**Task description**
The answer is one number: how many lines in the data below hold "органов".

**Data rows**
= = = = = = =

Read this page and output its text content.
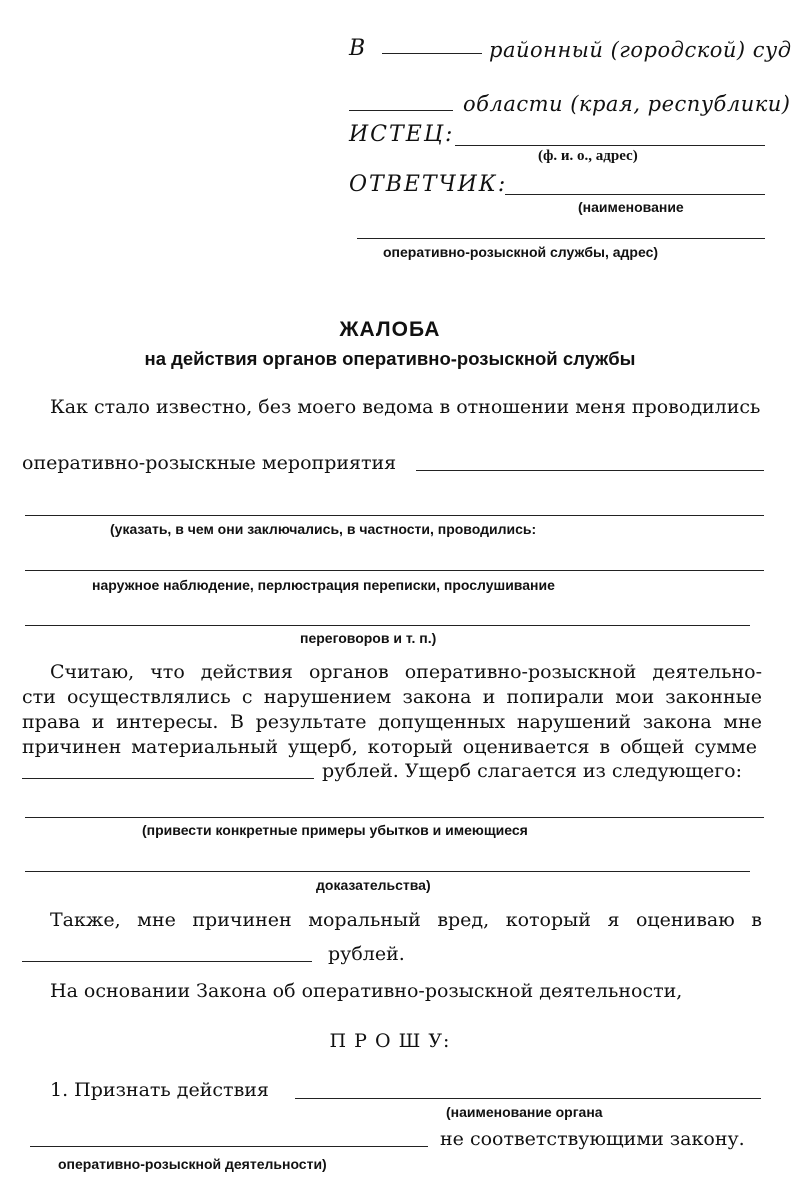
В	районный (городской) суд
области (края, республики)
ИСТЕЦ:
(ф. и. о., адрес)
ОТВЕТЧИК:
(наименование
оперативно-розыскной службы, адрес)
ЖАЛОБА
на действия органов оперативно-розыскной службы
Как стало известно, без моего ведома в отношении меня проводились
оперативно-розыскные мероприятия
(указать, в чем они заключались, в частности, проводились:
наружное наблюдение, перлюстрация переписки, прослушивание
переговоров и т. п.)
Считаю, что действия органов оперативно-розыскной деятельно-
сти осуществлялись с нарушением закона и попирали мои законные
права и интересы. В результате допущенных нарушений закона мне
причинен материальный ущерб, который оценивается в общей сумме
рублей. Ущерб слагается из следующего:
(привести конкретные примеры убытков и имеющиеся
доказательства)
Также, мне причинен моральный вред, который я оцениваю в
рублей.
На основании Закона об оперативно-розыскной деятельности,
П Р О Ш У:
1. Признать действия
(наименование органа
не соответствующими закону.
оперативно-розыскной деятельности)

= = = = = = =

**Answer to this exercise**
2